Given request: Restate each of the lines given below, word for word.

Data provided:
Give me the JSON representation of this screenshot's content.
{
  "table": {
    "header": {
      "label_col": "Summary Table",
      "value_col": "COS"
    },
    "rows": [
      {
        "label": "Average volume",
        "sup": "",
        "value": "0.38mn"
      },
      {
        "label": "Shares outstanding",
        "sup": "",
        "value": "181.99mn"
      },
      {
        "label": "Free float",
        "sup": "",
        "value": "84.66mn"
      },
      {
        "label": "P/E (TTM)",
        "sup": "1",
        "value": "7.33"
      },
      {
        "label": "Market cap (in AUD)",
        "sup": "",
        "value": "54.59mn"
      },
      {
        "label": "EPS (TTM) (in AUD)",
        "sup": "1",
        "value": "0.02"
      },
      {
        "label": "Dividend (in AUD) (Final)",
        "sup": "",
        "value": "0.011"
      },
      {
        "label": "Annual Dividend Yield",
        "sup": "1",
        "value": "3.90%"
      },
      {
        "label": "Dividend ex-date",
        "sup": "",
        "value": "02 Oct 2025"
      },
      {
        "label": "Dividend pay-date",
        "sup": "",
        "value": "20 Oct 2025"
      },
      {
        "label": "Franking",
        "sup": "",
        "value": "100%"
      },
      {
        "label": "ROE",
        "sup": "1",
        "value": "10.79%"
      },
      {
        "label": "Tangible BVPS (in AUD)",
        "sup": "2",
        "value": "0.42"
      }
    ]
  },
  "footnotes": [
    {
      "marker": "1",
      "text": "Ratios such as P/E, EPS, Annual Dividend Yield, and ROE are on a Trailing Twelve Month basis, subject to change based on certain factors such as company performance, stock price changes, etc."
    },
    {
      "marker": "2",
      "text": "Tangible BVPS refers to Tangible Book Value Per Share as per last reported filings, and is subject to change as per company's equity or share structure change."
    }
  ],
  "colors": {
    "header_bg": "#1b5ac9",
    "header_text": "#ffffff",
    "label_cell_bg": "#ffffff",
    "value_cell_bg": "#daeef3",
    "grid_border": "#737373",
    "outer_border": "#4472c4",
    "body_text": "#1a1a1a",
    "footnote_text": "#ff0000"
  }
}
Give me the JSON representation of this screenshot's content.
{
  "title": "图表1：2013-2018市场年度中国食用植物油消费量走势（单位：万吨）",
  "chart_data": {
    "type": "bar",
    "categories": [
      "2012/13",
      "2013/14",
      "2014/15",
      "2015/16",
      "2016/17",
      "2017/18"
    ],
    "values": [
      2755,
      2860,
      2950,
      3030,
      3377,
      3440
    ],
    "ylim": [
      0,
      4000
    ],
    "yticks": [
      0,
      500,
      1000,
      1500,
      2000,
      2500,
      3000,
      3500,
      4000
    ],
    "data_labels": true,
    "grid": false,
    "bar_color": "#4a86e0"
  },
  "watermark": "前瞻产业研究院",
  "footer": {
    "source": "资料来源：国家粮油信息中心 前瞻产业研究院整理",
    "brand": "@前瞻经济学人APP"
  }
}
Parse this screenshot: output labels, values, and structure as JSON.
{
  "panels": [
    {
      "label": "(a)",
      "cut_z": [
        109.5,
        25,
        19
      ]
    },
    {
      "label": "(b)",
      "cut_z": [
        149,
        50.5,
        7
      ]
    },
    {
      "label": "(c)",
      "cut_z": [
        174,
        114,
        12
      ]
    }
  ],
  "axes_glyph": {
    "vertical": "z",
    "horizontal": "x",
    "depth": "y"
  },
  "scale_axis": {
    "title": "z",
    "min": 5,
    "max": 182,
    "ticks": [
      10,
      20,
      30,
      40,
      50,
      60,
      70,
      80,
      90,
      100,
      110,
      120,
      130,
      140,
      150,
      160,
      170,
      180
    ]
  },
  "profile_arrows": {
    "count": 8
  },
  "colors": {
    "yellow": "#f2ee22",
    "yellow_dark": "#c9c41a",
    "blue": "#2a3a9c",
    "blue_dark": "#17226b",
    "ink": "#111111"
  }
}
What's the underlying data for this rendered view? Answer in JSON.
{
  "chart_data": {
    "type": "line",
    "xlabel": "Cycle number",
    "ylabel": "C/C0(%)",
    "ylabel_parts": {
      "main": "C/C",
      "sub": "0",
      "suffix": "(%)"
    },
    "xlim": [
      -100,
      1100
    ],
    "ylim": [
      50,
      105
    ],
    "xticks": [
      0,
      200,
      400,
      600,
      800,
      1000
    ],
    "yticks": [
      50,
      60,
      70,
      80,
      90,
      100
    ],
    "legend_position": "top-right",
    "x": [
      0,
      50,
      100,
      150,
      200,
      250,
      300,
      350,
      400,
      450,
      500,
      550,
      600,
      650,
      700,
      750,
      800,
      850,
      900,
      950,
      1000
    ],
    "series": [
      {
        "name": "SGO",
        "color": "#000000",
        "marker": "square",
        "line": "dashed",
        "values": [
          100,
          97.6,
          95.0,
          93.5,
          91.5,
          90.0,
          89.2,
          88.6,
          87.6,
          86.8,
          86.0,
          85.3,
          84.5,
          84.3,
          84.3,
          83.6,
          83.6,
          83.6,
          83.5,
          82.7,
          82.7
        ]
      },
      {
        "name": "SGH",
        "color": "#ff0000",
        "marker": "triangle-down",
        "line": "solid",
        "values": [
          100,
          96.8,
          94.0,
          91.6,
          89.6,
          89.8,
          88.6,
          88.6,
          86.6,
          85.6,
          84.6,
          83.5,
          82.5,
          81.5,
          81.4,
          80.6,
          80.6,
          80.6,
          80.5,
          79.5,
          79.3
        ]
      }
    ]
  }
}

Final answer:
Give me the JSON representation of this screenshot's content.
{
  "table": {
    "header": {
      "label_col": "Summary Table",
      "value_col": "COS"
    },
    "rows": [
      {
        "label": "Average volume",
        "sup": "",
        "value": "0.38mn"
      },
      {
        "label": "Shares outstanding",
        "sup": "",
        "value": "181.99mn"
      },
      {
        "label": "Free float",
        "sup": "",
        "value": "84.66mn"
      },
      {
        "label": "P/E (TTM)",
        "sup": "1",
        "value": "7.33"
      },
      {
        "label": "Market cap (in AUD)",
        "sup": "",
        "value": "54.59mn"
      },
      {
        "label": "EPS (TTM) (in AUD)",
        "sup": "1",
        "value": "0.02"
      },
      {
        "label": "Dividend (in AUD) (Final)",
        "sup": "",
        "value": "0.011"
      },
      {
        "label": "Annual Dividend Yield",
        "sup": "1",
        "value": "3.90%"
      },
      {
        "label": "Dividend ex-date",
        "sup": "",
        "value": "02 Oct 2025"
      },
      {
        "label": "Dividend pay-date",
        "sup": "",
        "value": "20 Oct 2025"
      },
      {
        "label": "Franking",
        "sup": "",
        "value": "100%"
      },
      {
        "label": "ROE",
        "sup": "1",
        "value": "10.79%"
      },
      {
        "label": "Tangible BVPS (in AUD)",
        "sup": "2",
        "value": "0.42"
      }
    ]
  },
  "footnotes": [
    {
      "marker": "1",
      "text": "Ratios such as P/E, EPS, Annual Dividend Yield, and ROE are on a Trailing Twelve Month basis, subject to change based on certain factors such as company performance, stock price changes, etc."
    },
    {
      "marker": "2",
      "text": "Tangible BVPS refers to Tangible Book Value Per Share as per last reported filings, and is subject to change as per company's equity or share structure change."
    }
  ],
  "colors": {
    "header_bg": "#1b5ac9",
    "header_text": "#ffffff",
    "label_cell_bg": "#ffffff",
    "value_cell_bg": "#daeef3",
    "grid_border": "#737373",
    "outer_border": "#4472c4",
    "body_text": "#1a1a1a",
    "footnote_text": "#ff0000"
  }
}
Give me the JSON representation of this screenshot's content.
{
  "title": "图表1：2013-2018市场年度中国食用植物油消费量走势（单位：万吨）",
  "chart_data": {
    "type": "bar",
    "categories": [
      "2012/13",
      "2013/14",
      "2014/15",
      "2015/16",
      "2016/17",
      "2017/18"
    ],
    "values": [
      2755,
      2860,
      2950,
      3030,
      3377,
      3440
    ],
    "ylim": [
      0,
      4000
    ],
    "yticks": [
      0,
      500,
      1000,
      1500,
      2000,
      2500,
      3000,
      3500,
      4000
    ],
    "data_labels": true,
    "grid": false,
    "bar_color": "#4a86e0"
  },
  "watermark": "前瞻产业研究院",
  "footer": {
    "source": "资料来源：国家粮油信息中心 前瞻产业研究院整理",
    "brand": "@前瞻经济学人APP"
  }
}
Parse this screenshot: output labels, values, and structure as JSON.
{
  "panels": [
    {
      "label": "(a)",
      "cut_z": [
        109.5,
        25,
        19
      ]
    },
    {
      "label": "(b)",
      "cut_z": [
        149,
        50.5,
        7
      ]
    },
    {
      "label": "(c)",
      "cut_z": [
        174,
        114,
        12
      ]
    }
  ],
  "axes_glyph": {
    "vertical": "z",
    "horizontal": "x",
    "depth": "y"
  },
  "scale_axis": {
    "title": "z",
    "min": 5,
    "max": 182,
    "ticks": [
      10,
      20,
      30,
      40,
      50,
      60,
      70,
      80,
      90,
      100,
      110,
      120,
      130,
      140,
      150,
      160,
      170,
      180
    ]
  },
  "profile_arrows": {
    "count": 8
  },
  "colors": {
    "yellow": "#f2ee22",
    "yellow_dark": "#c9c41a",
    "blue": "#2a3a9c",
    "blue_dark": "#17226b",
    "ink": "#111111"
  }
}
What's the underlying data for this rendered view? Answer in JSON.
{
  "chart_data": {
    "type": "line",
    "xlabel": "Cycle number",
    "ylabel": "C/C0(%)",
    "ylabel_parts": {
      "main": "C/C",
      "sub": "0",
      "suffix": "(%)"
    },
    "xlim": [
      -100,
      1100
    ],
    "ylim": [
      50,
      105
    ],
    "xticks": [
      0,
      200,
      400,
      600,
      800,
      1000
    ],
    "yticks": [
      50,
      60,
      70,
      80,
      90,
      100
    ],
    "legend_position": "top-right",
    "x": [
      0,
      50,
      100,
      150,
      200,
      250,
      300,
      350,
      400,
      450,
      500,
      550,
      600,
      650,
      700,
      750,
      800,
      850,
      900,
      950,
      1000
    ],
    "series": [
      {
        "name": "SGO",
        "color": "#000000",
        "marker": "square",
        "line": "dashed",
        "values": [
          100,
          97.6,
          95.0,
          93.5,
          91.5,
          90.0,
          89.2,
          88.6,
          87.6,
          86.8,
          86.0,
          85.3,
          84.5,
          84.3,
          84.3,
          83.6,
          83.6,
          83.6,
          83.5,
          82.7,
          82.7
        ]
      },
      {
        "name": "SGH",
        "color": "#ff0000",
        "marker": "triangle-down",
        "line": "solid",
        "values": [
          100,
          96.8,
          94.0,
          91.6,
          89.6,
          89.8,
          88.6,
          88.6,
          86.6,
          85.6,
          84.6,
          83.5,
          82.5,
          81.5,
          81.4,
          80.6,
          80.6,
          80.6,
          80.5,
          79.5,
          79.3
        ]
      }
    ]
  }
}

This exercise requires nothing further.